YOUR INSTRUCTIONS
Single out the lines that include the word "ofApp". Copy them.
****************
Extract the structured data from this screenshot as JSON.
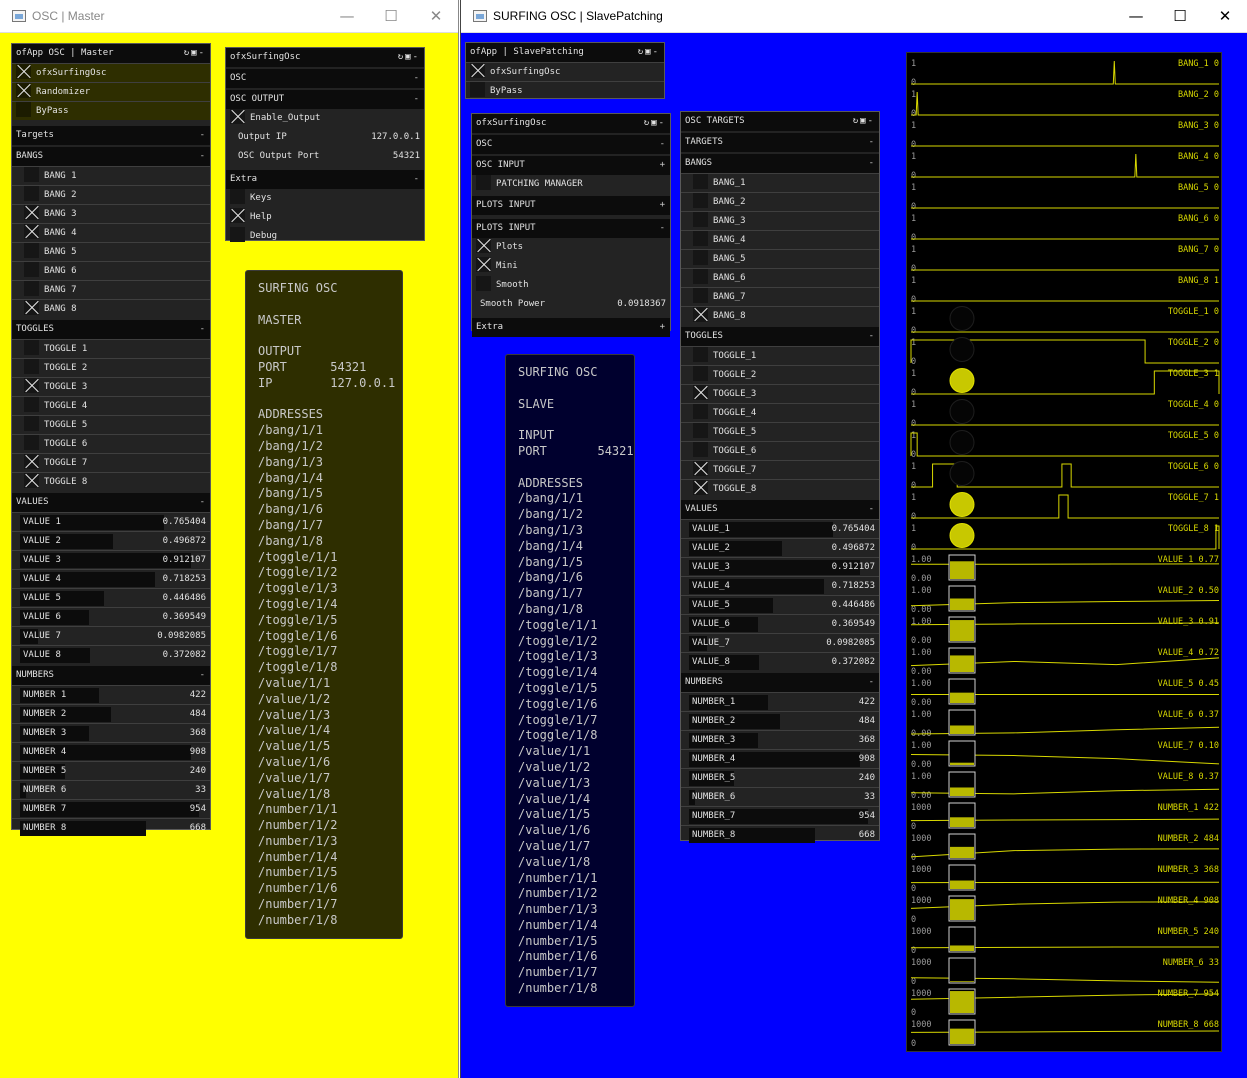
{
  "master": {
    "title": "OSC | Master",
    "bg": "#ffff00",
    "gui": {
      "title": "ofApp OSC | Master",
      "toggles": [
        {
          "label": "ofxSurfingOsc",
          "on": true
        },
        {
          "label": "Randomizer",
          "on": true
        },
        {
          "label": "ByPass",
          "on": false
        }
      ],
      "targets_label": "Targets",
      "bangs_label": "BANGS",
      "bangs": [
        {
          "label": "BANG 1",
          "on": false
        },
        {
          "label": "BANG 2",
          "on": false
        },
        {
          "label": "BANG 3",
          "on": true
        },
        {
          "label": "BANG 4",
          "on": true
        },
        {
          "label": "BANG 5",
          "on": false
        },
        {
          "label": "BANG 6",
          "on": false
        },
        {
          "label": "BANG 7",
          "on": false
        },
        {
          "label": "BANG 8",
          "on": true
        }
      ],
      "toggles_label": "TOGGLES",
      "toggle_items": [
        {
          "label": "TOGGLE 1",
          "on": false
        },
        {
          "label": "TOGGLE 2",
          "on": false
        },
        {
          "label": "TOGGLE 3",
          "on": true
        },
        {
          "label": "TOGGLE 4",
          "on": false
        },
        {
          "label": "TOGGLE 5",
          "on": false
        },
        {
          "label": "TOGGLE 6",
          "on": false
        },
        {
          "label": "TOGGLE 7",
          "on": true
        },
        {
          "label": "TOGGLE 8",
          "on": true
        }
      ],
      "values_label": "VALUES",
      "values": [
        {
          "label": "VALUE 1",
          "value": "0.765404",
          "fill": 0.765404
        },
        {
          "label": "VALUE 2",
          "value": "0.496872",
          "fill": 0.496872
        },
        {
          "label": "VALUE 3",
          "value": "0.912107",
          "fill": 0.912107
        },
        {
          "label": "VALUE 4",
          "value": "0.718253",
          "fill": 0.718253
        },
        {
          "label": "VALUE 5",
          "value": "0.446486",
          "fill": 0.446486
        },
        {
          "label": "VALUE 6",
          "value": "0.369549",
          "fill": 0.369549
        },
        {
          "label": "VALUE 7",
          "value": "0.0982085",
          "fill": 0.0982085
        },
        {
          "label": "VALUE 8",
          "value": "0.372082",
          "fill": 0.372082
        }
      ],
      "numbers_label": "NUMBERS",
      "numbers": [
        {
          "label": "NUMBER 1",
          "value": "422",
          "fill": 0.422
        },
        {
          "label": "NUMBER 2",
          "value": "484",
          "fill": 0.484
        },
        {
          "label": "NUMBER 3",
          "value": "368",
          "fill": 0.368
        },
        {
          "label": "NUMBER 4",
          "value": "908",
          "fill": 0.908
        },
        {
          "label": "NUMBER 5",
          "value": "240",
          "fill": 0.24
        },
        {
          "label": "NUMBER 6",
          "value": "33",
          "fill": 0.033
        },
        {
          "label": "NUMBER 7",
          "value": "954",
          "fill": 0.954
        },
        {
          "label": "NUMBER 8",
          "value": "668",
          "fill": 0.668
        }
      ]
    },
    "osc_gui": {
      "title": "ofxSurfingOsc",
      "osc_label": "OSC",
      "osc_output_label": "OSC OUTPUT",
      "enable_output": "Enable_Output",
      "output_ip_label": "Output IP",
      "output_ip": "127.0.0.1",
      "output_port_label": "OSC Output Port",
      "output_port": "54321",
      "extra_label": "Extra",
      "keys": "Keys",
      "help": "Help",
      "debug": "Debug"
    },
    "info": "SURFING OSC\n\nMASTER\n\nOUTPUT\nPORT      54321\nIP        127.0.0.1\n\nADDRESSES\n/bang/1/1\n/bang/1/2\n/bang/1/3\n/bang/1/4\n/bang/1/5\n/bang/1/6\n/bang/1/7\n/bang/1/8\n/toggle/1/1\n/toggle/1/2\n/toggle/1/3\n/toggle/1/4\n/toggle/1/5\n/toggle/1/6\n/toggle/1/7\n/toggle/1/8\n/value/1/1\n/value/1/2\n/value/1/3\n/value/1/4\n/value/1/5\n/value/1/6\n/value/1/7\n/value/1/8\n/number/1/1\n/number/1/2\n/number/1/3\n/number/1/4\n/number/1/5\n/number/1/6\n/number/1/7\n/number/1/8"
  },
  "slave": {
    "title": "SURFING OSC | SlavePatching",
    "bg": "#0000ff",
    "gui": {
      "title": "ofApp | SlavePatching",
      "toggles": [
        {
          "label": "ofxSurfingOsc",
          "on": true
        },
        {
          "label": "ByPass",
          "on": false
        }
      ]
    },
    "osc_gui": {
      "title": "ofxSurfingOsc",
      "osc_label": "OSC",
      "osc_input_label": "OSC INPUT",
      "patching_manager": "PATCHING MANAGER",
      "plots_input_collapsed": "PLOTS INPUT",
      "plots_input_label": "PLOTS INPUT",
      "plots": "Plots",
      "mini": "Mini",
      "smooth": "Smooth",
      "smooth_power_label": "Smooth Power",
      "smooth_power": "0.0918367",
      "extra_label": "Extra"
    },
    "targets_gui": {
      "title": "OSC TARGETS",
      "targets_label": "TARGETS",
      "bangs_label": "BANGS",
      "bangs": [
        {
          "label": "BANG_1",
          "on": false
        },
        {
          "label": "BANG_2",
          "on": false
        },
        {
          "label": "BANG_3",
          "on": false
        },
        {
          "label": "BANG_4",
          "on": false
        },
        {
          "label": "BANG_5",
          "on": false
        },
        {
          "label": "BANG_6",
          "on": false
        },
        {
          "label": "BANG_7",
          "on": false
        },
        {
          "label": "BANG_8",
          "on": true
        }
      ],
      "toggles_label": "TOGGLES",
      "toggle_items": [
        {
          "label": "TOGGLE_1",
          "on": false
        },
        {
          "label": "TOGGLE_2",
          "on": false
        },
        {
          "label": "TOGGLE_3",
          "on": true
        },
        {
          "label": "TOGGLE_4",
          "on": false
        },
        {
          "label": "TOGGLE_5",
          "on": false
        },
        {
          "label": "TOGGLE_6",
          "on": false
        },
        {
          "label": "TOGGLE_7",
          "on": true
        },
        {
          "label": "TOGGLE_8",
          "on": true
        }
      ],
      "values_label": "VALUES",
      "values": [
        {
          "label": "VALUE_1",
          "value": "0.765404",
          "fill": 0.765404
        },
        {
          "label": "VALUE_2",
          "value": "0.496872",
          "fill": 0.496872
        },
        {
          "label": "VALUE_3",
          "value": "0.912107",
          "fill": 0.912107
        },
        {
          "label": "VALUE_4",
          "value": "0.718253",
          "fill": 0.718253
        },
        {
          "label": "VALUE_5",
          "value": "0.446486",
          "fill": 0.446486
        },
        {
          "label": "VALUE_6",
          "value": "0.369549",
          "fill": 0.369549
        },
        {
          "label": "VALUE_7",
          "value": "0.0982085",
          "fill": 0.0982085
        },
        {
          "label": "VALUE_8",
          "value": "0.372082",
          "fill": 0.372082
        }
      ],
      "numbers_label": "NUMBERS",
      "numbers": [
        {
          "label": "NUMBER_1",
          "value": "422",
          "fill": 0.422
        },
        {
          "label": "NUMBER_2",
          "value": "484",
          "fill": 0.484
        },
        {
          "label": "NUMBER_3",
          "value": "368",
          "fill": 0.368
        },
        {
          "label": "NUMBER_4",
          "value": "908",
          "fill": 0.908
        },
        {
          "label": "NUMBER_5",
          "value": "240",
          "fill": 0.24
        },
        {
          "label": "NUMBER_6",
          "value": "33",
          "fill": 0.033
        },
        {
          "label": "NUMBER_7",
          "value": "954",
          "fill": 0.954
        },
        {
          "label": "NUMBER_8",
          "value": "668",
          "fill": 0.668
        }
      ]
    },
    "info": "SURFING OSC\n\nSLAVE\n\nINPUT\nPORT       54321\n\nADDRESSES\n/bang/1/1\n/bang/1/2\n/bang/1/3\n/bang/1/4\n/bang/1/5\n/bang/1/6\n/bang/1/7\n/bang/1/8\n/toggle/1/1\n/toggle/1/2\n/toggle/1/3\n/toggle/1/4\n/toggle/1/5\n/toggle/1/6\n/toggle/1/7\n/toggle/1/8\n/value/1/1\n/value/1/2\n/value/1/3\n/value/1/4\n/value/1/5\n/value/1/6\n/value/1/7\n/value/1/8\n/number/1/1\n/number/1/2\n/number/1/3\n/number/1/4\n/number/1/5\n/number/1/6\n/number/1/7\n/number/1/8",
    "plots": [
      {
        "label": "BANG_1 0",
        "max": "1",
        "min": "0",
        "kind": "bang",
        "spikes": [
          0.66
        ]
      },
      {
        "label": "BANG_2 0",
        "max": "1",
        "min": "0",
        "kind": "bang",
        "spikes": [
          0.02
        ]
      },
      {
        "label": "BANG_3 0",
        "max": "1",
        "min": "0",
        "kind": "bang",
        "spikes": []
      },
      {
        "label": "BANG_4 0",
        "max": "1",
        "min": "0",
        "kind": "bang",
        "spikes": [
          0.73
        ]
      },
      {
        "label": "BANG_5 0",
        "max": "1",
        "min": "0",
        "kind": "bang",
        "spikes": []
      },
      {
        "label": "BANG_6 0",
        "max": "1",
        "min": "0",
        "kind": "bang",
        "spikes": []
      },
      {
        "label": "BANG_7 0",
        "max": "1",
        "min": "0",
        "kind": "bang",
        "spikes": []
      },
      {
        "label": "BANG_8 1",
        "max": "1",
        "min": "0",
        "kind": "bang",
        "spikes": []
      },
      {
        "label": "TOGGLE_1 0",
        "max": "1",
        "min": "0",
        "kind": "toggle",
        "state": 0,
        "segments": []
      },
      {
        "label": "TOGGLE_2 0",
        "max": "1",
        "min": "0",
        "kind": "toggle",
        "state": 0,
        "segments": [
          [
            0,
            0.76
          ]
        ]
      },
      {
        "label": "TOGGLE_3 1",
        "max": "1",
        "min": "0",
        "kind": "toggle",
        "state": 1,
        "segments": [
          [
            0.79,
            1
          ]
        ]
      },
      {
        "label": "TOGGLE_4 0",
        "max": "1",
        "min": "0",
        "kind": "toggle",
        "state": 0,
        "segments": []
      },
      {
        "label": "TOGGLE_5 0",
        "max": "1",
        "min": "0",
        "kind": "toggle",
        "state": 0,
        "segments": [
          [
            0,
            0.02
          ]
        ]
      },
      {
        "label": "TOGGLE_6 0",
        "max": "1",
        "min": "0",
        "kind": "toggle",
        "state": 0,
        "segments": [
          [
            0.07,
            0.15
          ],
          [
            0.49,
            0.52
          ]
        ]
      },
      {
        "label": "TOGGLE_7 1",
        "max": "1",
        "min": "0",
        "kind": "toggle",
        "state": 1,
        "segments": [
          [
            0.48,
            0.51
          ]
        ]
      },
      {
        "label": "TOGGLE_8 1",
        "max": "1",
        "min": "0",
        "kind": "toggle",
        "state": 1,
        "segments": [
          [
            0.99,
            1
          ]
        ]
      },
      {
        "label": "VALUE_1 0.77",
        "max": "1.00",
        "min": "0.00",
        "kind": "value",
        "level": 0.77,
        "trace": [
          0.75,
          0.75,
          0.76,
          0.77
        ]
      },
      {
        "label": "VALUE_2 0.50",
        "max": "1.00",
        "min": "0.00",
        "kind": "value",
        "level": 0.5,
        "trace": [
          0.25,
          0.4,
          0.45,
          0.5
        ]
      },
      {
        "label": "VALUE_3 0.91",
        "max": "1.00",
        "min": "0.00",
        "kind": "value",
        "level": 0.91,
        "trace": [
          0.82,
          0.86,
          0.88,
          0.91
        ]
      },
      {
        "label": "VALUE_4 0.72",
        "max": "1.00",
        "min": "0.00",
        "kind": "value",
        "level": 0.72,
        "trace": [
          0.35,
          0.55,
          0.4,
          0.72
        ]
      },
      {
        "label": "VALUE_5 0.45",
        "max": "1.00",
        "min": "0.00",
        "kind": "value",
        "level": 0.45,
        "trace": [
          0.45,
          0.45,
          0.45,
          0.45
        ]
      },
      {
        "label": "VALUE_6 0.37",
        "max": "1.00",
        "min": "0.00",
        "kind": "value",
        "level": 0.37,
        "trace": [
          0.05,
          0.1,
          0.25,
          0.37
        ]
      },
      {
        "label": "VALUE_7 0.10",
        "max": "1.00",
        "min": "0.00",
        "kind": "value",
        "level": 0.1,
        "trace": [
          0.55,
          0.5,
          0.35,
          0.1
        ]
      },
      {
        "label": "VALUE_8 0.37",
        "max": "1.00",
        "min": "0.00",
        "kind": "value",
        "level": 0.37,
        "trace": [
          0.2,
          0.15,
          0.3,
          0.37
        ]
      },
      {
        "label": "NUMBER_1 422",
        "max": "1000",
        "min": "0",
        "kind": "value",
        "level": 0.422,
        "trace": [
          0.35,
          0.38,
          0.4,
          0.422
        ]
      },
      {
        "label": "NUMBER_2 484",
        "max": "1000",
        "min": "0",
        "kind": "value",
        "level": 0.484,
        "trace": [
          0.1,
          0.4,
          0.47,
          0.484
        ]
      },
      {
        "label": "NUMBER_3 368",
        "max": "1000",
        "min": "0",
        "kind": "value",
        "level": 0.368,
        "trace": [
          0.35,
          0.36,
          0.36,
          0.368
        ]
      },
      {
        "label": "NUMBER_4 908",
        "max": "1000",
        "min": "0",
        "kind": "value",
        "level": 0.908,
        "trace": [
          0.6,
          0.8,
          0.9,
          0.908
        ]
      },
      {
        "label": "NUMBER_5 240",
        "max": "1000",
        "min": "0",
        "kind": "value",
        "level": 0.24,
        "trace": [
          0.2,
          0.22,
          0.24,
          0.24
        ]
      },
      {
        "label": "NUMBER_6 33",
        "max": "1000",
        "min": "0",
        "kind": "value",
        "level": 0.033,
        "trace": [
          0.25,
          0.2,
          0.1,
          0.033
        ]
      },
      {
        "label": "NUMBER_7 954",
        "max": "1000",
        "min": "0",
        "kind": "value",
        "level": 0.954,
        "trace": [
          0.7,
          0.8,
          0.9,
          0.954
        ]
      },
      {
        "label": "NUMBER_8 668",
        "max": "1000",
        "min": "0",
        "kind": "value",
        "level": 0.668,
        "trace": [
          0.6,
          0.62,
          0.65,
          0.668
        ]
      }
    ]
  },
  "icons": {
    "refresh": "refresh-icon",
    "save": "save-icon",
    "collapse": "collapse-icon",
    "minimize": "minimize-icon",
    "maximize": "maximize-icon",
    "close": "close-icon"
  },
  "colors": {
    "plot_line": "#d8d800",
    "panel_text": "#c8c8c8",
    "info_master_bg": "#2e2e00",
    "info_slave_bg": "#00002e"
  }
}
****************
WRITTEN SOLUTION
      "title": "ofApp OSC | Master",
      "title": "ofApp | SlavePatching",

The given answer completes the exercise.